Repeat all of the material below exactly as written, images excluded.
>>>
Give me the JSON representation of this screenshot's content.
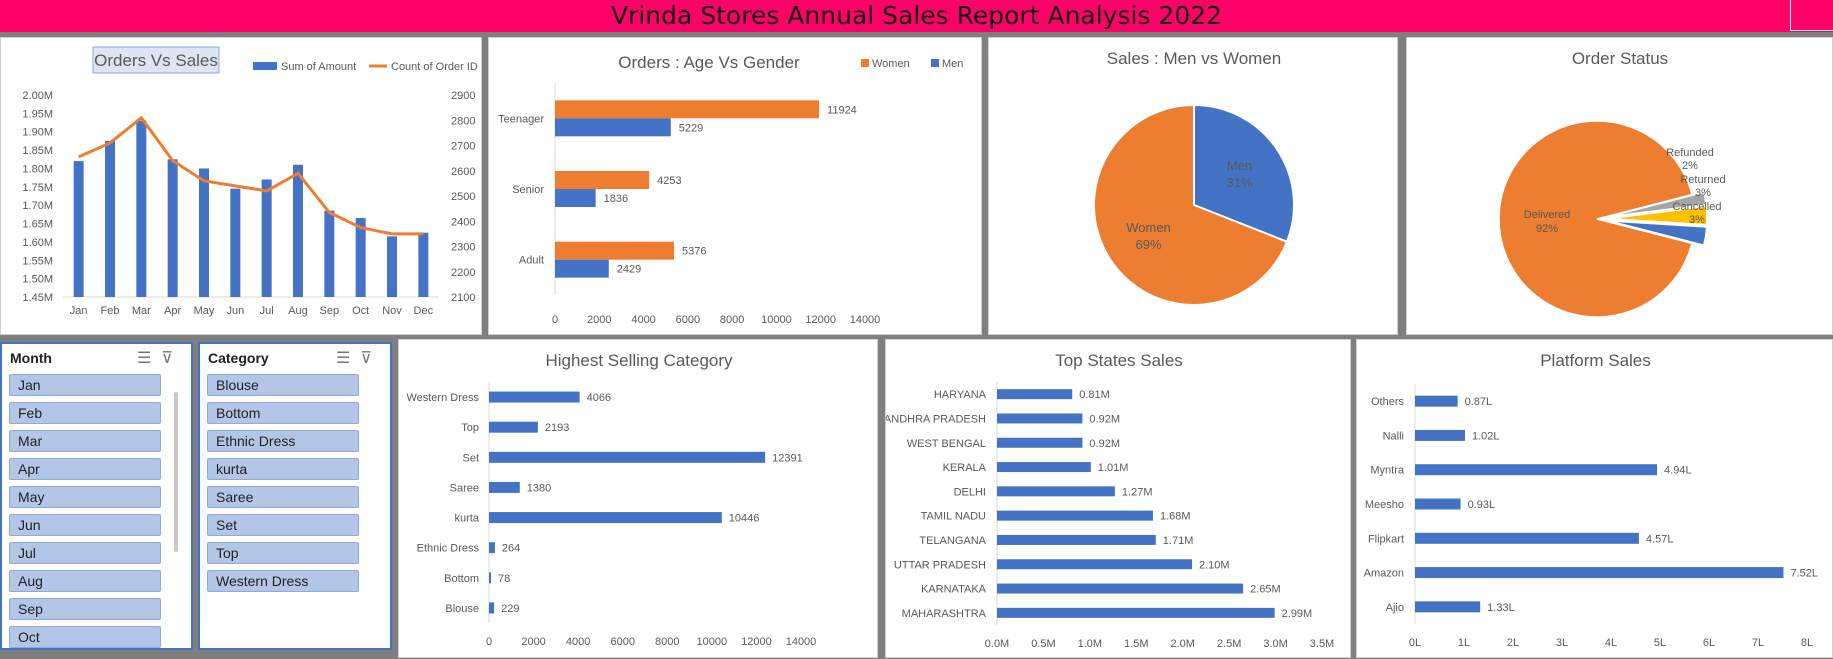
{
  "header": {
    "title": "Vrinda Stores Annual Sales Report Analysis 2022"
  },
  "colors": {
    "blue": "#4472c4",
    "orange": "#ed7d31",
    "grey": "#a5a5a5",
    "yellow": "#ffc000",
    "header": "#ff0066"
  },
  "chart_data": [
    {
      "id": "orders_vs_sales",
      "type": "bar",
      "title": "Orders  Vs Sales",
      "categories": [
        "Jan",
        "Feb",
        "Mar",
        "Apr",
        "May",
        "Jun",
        "Jul",
        "Aug",
        "Sep",
        "Oct",
        "Nov",
        "Dec"
      ],
      "series": [
        {
          "name": "Sum of Amount",
          "values": [
            1.82,
            1.875,
            1.93,
            1.825,
            1.8,
            1.745,
            1.77,
            1.81,
            1.685,
            1.665,
            1.615,
            1.625
          ]
        },
        {
          "name": "Count of Order ID",
          "values": [
            2655,
            2710,
            2810,
            2640,
            2560,
            2540,
            2520,
            2590,
            2435,
            2375,
            2350,
            2350
          ]
        }
      ],
      "left_ticks": [
        "1.45M",
        "1.50M",
        "1.55M",
        "1.60M",
        "1.65M",
        "1.70M",
        "1.75M",
        "1.80M",
        "1.85M",
        "1.90M",
        "1.95M",
        "2.00M"
      ],
      "right_ticks": [
        "2100",
        "2200",
        "2300",
        "2400",
        "2500",
        "2600",
        "2700",
        "2800",
        "2900"
      ],
      "ylim_left": [
        1.45,
        2.0
      ],
      "ylim_right": [
        2100,
        2900
      ]
    },
    {
      "id": "age_vs_gender",
      "type": "bar",
      "title": "Orders : Age Vs Gender",
      "categories": [
        "Teenager",
        "Senior",
        "Adult"
      ],
      "series": [
        {
          "name": "Women",
          "values": [
            11924,
            4253,
            5376
          ]
        },
        {
          "name": "Men",
          "values": [
            5229,
            1836,
            2429
          ]
        }
      ],
      "x_ticks": [
        "0",
        "2000",
        "4000",
        "6000",
        "8000",
        "10000",
        "12000",
        "14000"
      ],
      "xlim": [
        0,
        14000
      ]
    },
    {
      "id": "men_vs_women",
      "type": "pie",
      "title": "Sales : Men vs Women",
      "slices": [
        {
          "label": "Men",
          "pct": "31%",
          "value": 31
        },
        {
          "label": "Women",
          "pct": "69%",
          "value": 69
        }
      ]
    },
    {
      "id": "order_status",
      "type": "pie",
      "title": "Order Status",
      "slices": [
        {
          "label": "Delivered",
          "pct": "92%",
          "value": 92
        },
        {
          "label": "Refunded",
          "pct": "2%",
          "value": 2
        },
        {
          "label": "Returned",
          "pct": "3%",
          "value": 3
        },
        {
          "label": "Cancelled",
          "pct": "3%",
          "value": 3
        }
      ]
    },
    {
      "id": "highest_category",
      "type": "bar",
      "title": "Highest Selling Category",
      "categories": [
        "Western Dress",
        "Top",
        "Set",
        "Saree",
        "kurta",
        "Ethnic Dress",
        "Bottom",
        "Blouse"
      ],
      "values": [
        4066,
        2193,
        12391,
        1380,
        10446,
        264,
        78,
        229
      ],
      "labels": [
        "4066",
        "2193",
        "12391",
        "1380",
        "10446",
        "264",
        "78",
        "229"
      ],
      "x_ticks": [
        "0",
        "2000",
        "4000",
        "6000",
        "8000",
        "10000",
        "12000",
        "14000"
      ],
      "xlim": [
        0,
        14000
      ]
    },
    {
      "id": "top_states",
      "type": "bar",
      "title": "Top States Sales",
      "categories": [
        "HARYANA",
        "ANDHRA PRADESH",
        "WEST BENGAL",
        "KERALA",
        "DELHI",
        "TAMIL NADU",
        "TELANGANA",
        "UTTAR PRADESH",
        "KARNATAKA",
        "MAHARASHTRA"
      ],
      "values": [
        0.81,
        0.92,
        0.92,
        1.01,
        1.27,
        1.68,
        1.71,
        2.1,
        2.65,
        2.99
      ],
      "labels": [
        "0.81M",
        "0.92M",
        "0.92M",
        "1.01M",
        "1.27M",
        "1.68M",
        "1.71M",
        "2.10M",
        "2.65M",
        "2.99M"
      ],
      "x_ticks": [
        "0.0M",
        "0.5M",
        "1.0M",
        "1.5M",
        "2.0M",
        "2.5M",
        "3.0M",
        "3.5M"
      ],
      "xlim": [
        0,
        3.5
      ]
    },
    {
      "id": "platform_sales",
      "type": "bar",
      "title": "Platform Sales",
      "categories": [
        "Others",
        "Nalli",
        "Myntra",
        "Meesho",
        "Flipkart",
        "Amazon",
        "Ajio"
      ],
      "values": [
        0.87,
        1.02,
        4.94,
        0.93,
        4.57,
        7.52,
        1.33
      ],
      "labels": [
        "0.87L",
        "1.02L",
        "4.94L",
        "0.93L",
        "4.57L",
        "7.52L",
        "1.33L"
      ],
      "x_ticks": [
        "0L",
        "1L",
        "2L",
        "3L",
        "4L",
        "5L",
        "6L",
        "7L",
        "8L"
      ],
      "xlim": [
        0,
        8
      ]
    }
  ],
  "slicers": {
    "month": {
      "title": "Month",
      "items": [
        "Jan",
        "Feb",
        "Mar",
        "Apr",
        "May",
        "Jun",
        "Jul",
        "Aug",
        "Sep",
        "Oct"
      ]
    },
    "category": {
      "title": "Category",
      "items": [
        "Blouse",
        "Bottom",
        "Ethnic Dress",
        "kurta",
        "Saree",
        "Set",
        "Top",
        "Western Dress"
      ]
    }
  }
}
<<<
THE REPLY
Give me the JSON representation of this screenshot's content.
{
  "header": {
    "title": "Vrinda Stores Annual Sales Report Analysis 2022"
  },
  "colors": {
    "blue": "#4472c4",
    "orange": "#ed7d31",
    "grey": "#a5a5a5",
    "yellow": "#ffc000",
    "header": "#ff0066"
  },
  "chart_data": [
    {
      "id": "orders_vs_sales",
      "type": "bar",
      "title": "Orders  Vs Sales",
      "categories": [
        "Jan",
        "Feb",
        "Mar",
        "Apr",
        "May",
        "Jun",
        "Jul",
        "Aug",
        "Sep",
        "Oct",
        "Nov",
        "Dec"
      ],
      "series": [
        {
          "name": "Sum of Amount",
          "values": [
            1.82,
            1.875,
            1.93,
            1.825,
            1.8,
            1.745,
            1.77,
            1.81,
            1.685,
            1.665,
            1.615,
            1.625
          ]
        },
        {
          "name": "Count of Order ID",
          "values": [
            2655,
            2710,
            2810,
            2640,
            2560,
            2540,
            2520,
            2590,
            2435,
            2375,
            2350,
            2350
          ]
        }
      ],
      "left_ticks": [
        "1.45M",
        "1.50M",
        "1.55M",
        "1.60M",
        "1.65M",
        "1.70M",
        "1.75M",
        "1.80M",
        "1.85M",
        "1.90M",
        "1.95M",
        "2.00M"
      ],
      "right_ticks": [
        "2100",
        "2200",
        "2300",
        "2400",
        "2500",
        "2600",
        "2700",
        "2800",
        "2900"
      ],
      "ylim_left": [
        1.45,
        2.0
      ],
      "ylim_right": [
        2100,
        2900
      ]
    },
    {
      "id": "age_vs_gender",
      "type": "bar",
      "title": "Orders : Age Vs Gender",
      "categories": [
        "Teenager",
        "Senior",
        "Adult"
      ],
      "series": [
        {
          "name": "Women",
          "values": [
            11924,
            4253,
            5376
          ]
        },
        {
          "name": "Men",
          "values": [
            5229,
            1836,
            2429
          ]
        }
      ],
      "x_ticks": [
        "0",
        "2000",
        "4000",
        "6000",
        "8000",
        "10000",
        "12000",
        "14000"
      ],
      "xlim": [
        0,
        14000
      ]
    },
    {
      "id": "men_vs_women",
      "type": "pie",
      "title": "Sales : Men vs Women",
      "slices": [
        {
          "label": "Men",
          "pct": "31%",
          "value": 31
        },
        {
          "label": "Women",
          "pct": "69%",
          "value": 69
        }
      ]
    },
    {
      "id": "order_status",
      "type": "pie",
      "title": "Order Status",
      "slices": [
        {
          "label": "Delivered",
          "pct": "92%",
          "value": 92
        },
        {
          "label": "Refunded",
          "pct": "2%",
          "value": 2
        },
        {
          "label": "Returned",
          "pct": "3%",
          "value": 3
        },
        {
          "label": "Cancelled",
          "pct": "3%",
          "value": 3
        }
      ]
    },
    {
      "id": "highest_category",
      "type": "bar",
      "title": "Highest Selling Category",
      "categories": [
        "Western Dress",
        "Top",
        "Set",
        "Saree",
        "kurta",
        "Ethnic Dress",
        "Bottom",
        "Blouse"
      ],
      "values": [
        4066,
        2193,
        12391,
        1380,
        10446,
        264,
        78,
        229
      ],
      "labels": [
        "4066",
        "2193",
        "12391",
        "1380",
        "10446",
        "264",
        "78",
        "229"
      ],
      "x_ticks": [
        "0",
        "2000",
        "4000",
        "6000",
        "8000",
        "10000",
        "12000",
        "14000"
      ],
      "xlim": [
        0,
        14000
      ]
    },
    {
      "id": "top_states",
      "type": "bar",
      "title": "Top States Sales",
      "categories": [
        "HARYANA",
        "ANDHRA PRADESH",
        "WEST BENGAL",
        "KERALA",
        "DELHI",
        "TAMIL NADU",
        "TELANGANA",
        "UTTAR PRADESH",
        "KARNATAKA",
        "MAHARASHTRA"
      ],
      "values": [
        0.81,
        0.92,
        0.92,
        1.01,
        1.27,
        1.68,
        1.71,
        2.1,
        2.65,
        2.99
      ],
      "labels": [
        "0.81M",
        "0.92M",
        "0.92M",
        "1.01M",
        "1.27M",
        "1.68M",
        "1.71M",
        "2.10M",
        "2.65M",
        "2.99M"
      ],
      "x_ticks": [
        "0.0M",
        "0.5M",
        "1.0M",
        "1.5M",
        "2.0M",
        "2.5M",
        "3.0M",
        "3.5M"
      ],
      "xlim": [
        0,
        3.5
      ]
    },
    {
      "id": "platform_sales",
      "type": "bar",
      "title": "Platform Sales",
      "categories": [
        "Others",
        "Nalli",
        "Myntra",
        "Meesho",
        "Flipkart",
        "Amazon",
        "Ajio"
      ],
      "values": [
        0.87,
        1.02,
        4.94,
        0.93,
        4.57,
        7.52,
        1.33
      ],
      "labels": [
        "0.87L",
        "1.02L",
        "4.94L",
        "0.93L",
        "4.57L",
        "7.52L",
        "1.33L"
      ],
      "x_ticks": [
        "0L",
        "1L",
        "2L",
        "3L",
        "4L",
        "5L",
        "6L",
        "7L",
        "8L"
      ],
      "xlim": [
        0,
        8
      ]
    }
  ],
  "slicers": {
    "month": {
      "title": "Month",
      "items": [
        "Jan",
        "Feb",
        "Mar",
        "Apr",
        "May",
        "Jun",
        "Jul",
        "Aug",
        "Sep",
        "Oct"
      ]
    },
    "category": {
      "title": "Category",
      "items": [
        "Blouse",
        "Bottom",
        "Ethnic Dress",
        "kurta",
        "Saree",
        "Set",
        "Top",
        "Western Dress"
      ]
    }
  }
}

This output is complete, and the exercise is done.